EXCERPTED TEXT
::::::::
Those are your personal feelings, but they do not change the fact that most of what you say is pseudoscience.

  mid atlantic - 15 August 2012 08:02 PM

  RLK, the only non pseudo - scientific item that you’ve produced in this thread is the link to Baumeister’s research; which does not fit into your concept of “pneumatology”.
==========================================
MAtlantic, you say

Of course I agree that—though the word is older than psychology—pneumatology, like theology, is still at the philosophy stage. I have no problem accepting that theology and pneumatology are about questions having to do with the why and meaning of things—the kind philosophers like to ask. Scientists, as Baumeister puts its, get involved answering questions having to do with the how of things.

And I agree with you. In his History of Philosophy, Will R. Durant put it this way:

All science begins as a philosophy and ends as an art.

http://www.ideafit.com/library/how-to-strengthen-willpower-part-1

Fifteen years ago, Roy F. Baumeister, PhD, now a researcher at Florida State University, set out to answer these questions. He pitted several possible models of willpower against each other, and when the dust of his early studies settled, the results supported a surprising model. According to Baumeister, willpower is not a personality trait, a skill or a virtue. Instead, it operates like a muscle. And as such, it can be strengthened—but also easily exhausted (Baumeister 2003).

This “strength” model of willpower has important implications for fitness and wellness professionals who seek to inspire and support healthy behavior in others. By understanding how willpower can be strengthened, you can find new strategies for helping clients meet their goals. And by understanding why willpower is necessarily limited, you can identify ways of supporting behavior change without exhausting willpower.
::::::::
ENTRIES
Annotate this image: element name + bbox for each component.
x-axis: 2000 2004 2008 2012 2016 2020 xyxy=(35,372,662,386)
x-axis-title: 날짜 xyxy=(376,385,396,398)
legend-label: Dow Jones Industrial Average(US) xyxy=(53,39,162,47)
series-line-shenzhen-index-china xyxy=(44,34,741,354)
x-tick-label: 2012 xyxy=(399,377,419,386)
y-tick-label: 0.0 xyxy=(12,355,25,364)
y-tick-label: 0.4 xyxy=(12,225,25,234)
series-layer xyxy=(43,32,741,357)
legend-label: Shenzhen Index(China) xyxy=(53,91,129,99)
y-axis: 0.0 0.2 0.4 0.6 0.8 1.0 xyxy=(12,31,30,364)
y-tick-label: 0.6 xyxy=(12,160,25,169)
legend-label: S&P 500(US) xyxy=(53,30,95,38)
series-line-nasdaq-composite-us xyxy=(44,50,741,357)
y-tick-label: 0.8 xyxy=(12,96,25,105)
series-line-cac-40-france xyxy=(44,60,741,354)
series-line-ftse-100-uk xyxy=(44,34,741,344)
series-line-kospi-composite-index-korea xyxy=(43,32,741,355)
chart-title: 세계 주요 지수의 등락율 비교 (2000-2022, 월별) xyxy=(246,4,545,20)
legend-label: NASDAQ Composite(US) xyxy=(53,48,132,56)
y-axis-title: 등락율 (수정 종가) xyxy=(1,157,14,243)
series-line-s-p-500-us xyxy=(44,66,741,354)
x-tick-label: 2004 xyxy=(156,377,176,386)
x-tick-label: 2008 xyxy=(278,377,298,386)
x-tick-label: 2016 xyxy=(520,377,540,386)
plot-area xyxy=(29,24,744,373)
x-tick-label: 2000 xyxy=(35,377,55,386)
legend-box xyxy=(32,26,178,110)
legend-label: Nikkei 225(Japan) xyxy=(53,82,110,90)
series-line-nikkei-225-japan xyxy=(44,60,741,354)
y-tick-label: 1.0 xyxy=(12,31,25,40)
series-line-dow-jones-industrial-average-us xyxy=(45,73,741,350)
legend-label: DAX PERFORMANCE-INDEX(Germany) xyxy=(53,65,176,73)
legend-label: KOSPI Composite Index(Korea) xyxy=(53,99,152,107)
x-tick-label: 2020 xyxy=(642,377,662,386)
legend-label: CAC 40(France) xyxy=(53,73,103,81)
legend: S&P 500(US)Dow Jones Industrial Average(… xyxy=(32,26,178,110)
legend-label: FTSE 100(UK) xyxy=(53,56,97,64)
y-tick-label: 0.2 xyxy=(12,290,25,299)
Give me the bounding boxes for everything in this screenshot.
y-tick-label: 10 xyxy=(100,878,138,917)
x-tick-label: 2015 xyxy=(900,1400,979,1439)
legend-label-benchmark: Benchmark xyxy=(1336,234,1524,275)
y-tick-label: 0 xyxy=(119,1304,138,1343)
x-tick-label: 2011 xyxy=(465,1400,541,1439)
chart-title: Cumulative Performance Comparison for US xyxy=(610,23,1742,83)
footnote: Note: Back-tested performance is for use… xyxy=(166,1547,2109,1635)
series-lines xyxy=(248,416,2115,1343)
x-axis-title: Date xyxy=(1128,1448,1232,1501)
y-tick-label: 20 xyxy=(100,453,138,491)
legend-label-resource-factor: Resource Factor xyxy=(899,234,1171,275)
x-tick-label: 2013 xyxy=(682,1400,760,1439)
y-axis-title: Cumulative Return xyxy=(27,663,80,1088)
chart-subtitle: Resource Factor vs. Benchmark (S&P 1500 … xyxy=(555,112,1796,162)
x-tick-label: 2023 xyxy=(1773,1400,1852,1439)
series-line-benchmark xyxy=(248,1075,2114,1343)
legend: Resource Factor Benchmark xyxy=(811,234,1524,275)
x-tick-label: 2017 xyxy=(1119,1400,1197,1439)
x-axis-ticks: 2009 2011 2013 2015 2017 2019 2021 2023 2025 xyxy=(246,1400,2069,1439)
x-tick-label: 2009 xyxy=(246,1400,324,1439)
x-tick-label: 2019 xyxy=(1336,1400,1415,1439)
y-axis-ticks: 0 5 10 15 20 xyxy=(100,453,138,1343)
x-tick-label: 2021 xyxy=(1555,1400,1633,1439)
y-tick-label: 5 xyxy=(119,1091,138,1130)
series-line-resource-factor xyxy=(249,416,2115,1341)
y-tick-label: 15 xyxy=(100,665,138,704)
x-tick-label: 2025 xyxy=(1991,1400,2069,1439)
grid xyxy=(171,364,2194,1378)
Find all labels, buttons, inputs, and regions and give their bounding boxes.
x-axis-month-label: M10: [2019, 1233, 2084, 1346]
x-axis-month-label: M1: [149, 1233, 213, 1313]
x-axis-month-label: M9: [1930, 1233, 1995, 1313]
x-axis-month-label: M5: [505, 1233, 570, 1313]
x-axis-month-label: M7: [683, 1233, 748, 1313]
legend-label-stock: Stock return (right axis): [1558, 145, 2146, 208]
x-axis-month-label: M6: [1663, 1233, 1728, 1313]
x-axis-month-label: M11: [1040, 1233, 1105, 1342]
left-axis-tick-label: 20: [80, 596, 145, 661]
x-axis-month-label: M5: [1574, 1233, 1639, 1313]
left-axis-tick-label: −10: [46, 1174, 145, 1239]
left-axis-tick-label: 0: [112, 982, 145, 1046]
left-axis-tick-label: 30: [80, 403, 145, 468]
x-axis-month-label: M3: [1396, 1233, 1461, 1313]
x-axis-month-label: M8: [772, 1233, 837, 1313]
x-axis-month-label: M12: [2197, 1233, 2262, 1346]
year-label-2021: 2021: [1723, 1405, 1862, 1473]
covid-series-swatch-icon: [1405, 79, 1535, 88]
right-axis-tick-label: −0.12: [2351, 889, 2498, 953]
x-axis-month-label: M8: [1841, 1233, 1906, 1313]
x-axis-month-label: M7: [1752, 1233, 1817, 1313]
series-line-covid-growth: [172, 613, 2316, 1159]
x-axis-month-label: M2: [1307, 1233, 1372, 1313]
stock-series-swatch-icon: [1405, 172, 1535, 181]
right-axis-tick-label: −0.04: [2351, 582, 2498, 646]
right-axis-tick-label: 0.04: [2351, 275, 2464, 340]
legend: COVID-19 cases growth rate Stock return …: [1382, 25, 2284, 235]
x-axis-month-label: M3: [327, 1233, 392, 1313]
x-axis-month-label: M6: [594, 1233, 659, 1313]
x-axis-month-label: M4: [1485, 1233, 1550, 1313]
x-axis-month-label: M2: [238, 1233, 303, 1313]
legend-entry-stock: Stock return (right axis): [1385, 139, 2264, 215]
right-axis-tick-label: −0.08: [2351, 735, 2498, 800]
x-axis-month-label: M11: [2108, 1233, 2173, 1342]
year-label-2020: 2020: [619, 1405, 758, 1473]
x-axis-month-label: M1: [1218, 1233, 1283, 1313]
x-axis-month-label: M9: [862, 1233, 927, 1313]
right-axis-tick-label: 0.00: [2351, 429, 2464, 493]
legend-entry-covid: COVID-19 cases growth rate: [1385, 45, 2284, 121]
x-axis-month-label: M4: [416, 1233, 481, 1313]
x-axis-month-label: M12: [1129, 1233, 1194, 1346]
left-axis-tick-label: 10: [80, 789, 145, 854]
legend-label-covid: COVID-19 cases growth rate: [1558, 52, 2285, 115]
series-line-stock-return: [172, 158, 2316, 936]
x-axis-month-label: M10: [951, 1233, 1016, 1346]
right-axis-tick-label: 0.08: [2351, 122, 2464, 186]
::::::::
ACTIONS TO TAKE
1 - Reproduce the records verbatim, starting at their first line and ending with the line that contains "chart-title: 세계 주요", both ends included.
2 - Write a continuation of the forum exchange on pneumatology and Baumeister's willpower research, starting right after its final sentence.

ANSWERS TO THE TASKS
1 -
Annotate this image: element name + bbox for each component.
x-axis: 2000 2004 2008 2012 2016 2020 xyxy=(35,372,662,386)
x-axis-title: 날짜 xyxy=(376,385,396,398)
legend-label: Dow Jones Industrial Average(US) xyxy=(53,39,162,47)
series-line-shenzhen-index-china xyxy=(44,34,741,354)
x-tick-label: 2012 xyxy=(399,377,419,386)
y-tick-label: 0.0 xyxy=(12,355,25,364)
y-tick-label: 0.4 xyxy=(12,225,25,234)
series-layer xyxy=(43,32,741,357)
legend-label: Shenzhen Index(China) xyxy=(53,91,129,99)
y-axis: 0.0 0.2 0.4 0.6 0.8 1.0 xyxy=(12,31,30,364)
y-tick-label: 0.6 xyxy=(12,160,25,169)
legend-label: S&P 500(US) xyxy=(53,30,95,38)
series-line-nasdaq-composite-us xyxy=(44,50,741,357)
y-tick-label: 0.8 xyxy=(12,96,25,105)
series-line-cac-40-france xyxy=(44,60,741,354)
series-line-ftse-100-uk xyxy=(44,34,741,344)
series-line-kospi-composite-index-korea xyxy=(43,32,741,355)
chart-title: 세계 주요 지수의 등락율 비교 (2000-2022, 월별) xyxy=(246,4,545,20)

2 -
A strength model of willpower proposes four important ideas:

  Willpower is a mind-body response, not merely a mindset.
  Using willpower depletes resources in the body.
  Willpower is limited.
  Willpower is trainable.

Let’s consider each of these ideas; the evidence that supports them; and how they can be applied to health behaviors. In this first part, we’ll take a look at the first two. ...

As a pneumatologist/philosopher, I like what the above quote says about the nature of the human will, which in my opinion originates in the pneuma (human spirit), not in the psyche (animal mind) or the soma (animal body).

LOOKING AHEAD
It is also my opinion that, eventually, it could be demonstrated that hypnosis, self (pneuma)-hypnosis and the placebo (the ability to have pain-free peace of mind)—which, for decades, I have studied and used in very practical ways—are products of the pneuma. 

BE AWARE OF THE NOCEBO effect

For basic information, check out this link http://en.wikipedia.org/wiki/Nocebo 
Ironically, the human spirit (Pneuma) which is capable of doing much good is also capable of doing so much evil ... depending on whether we are motivated by agape-love, or hate. (...more on this).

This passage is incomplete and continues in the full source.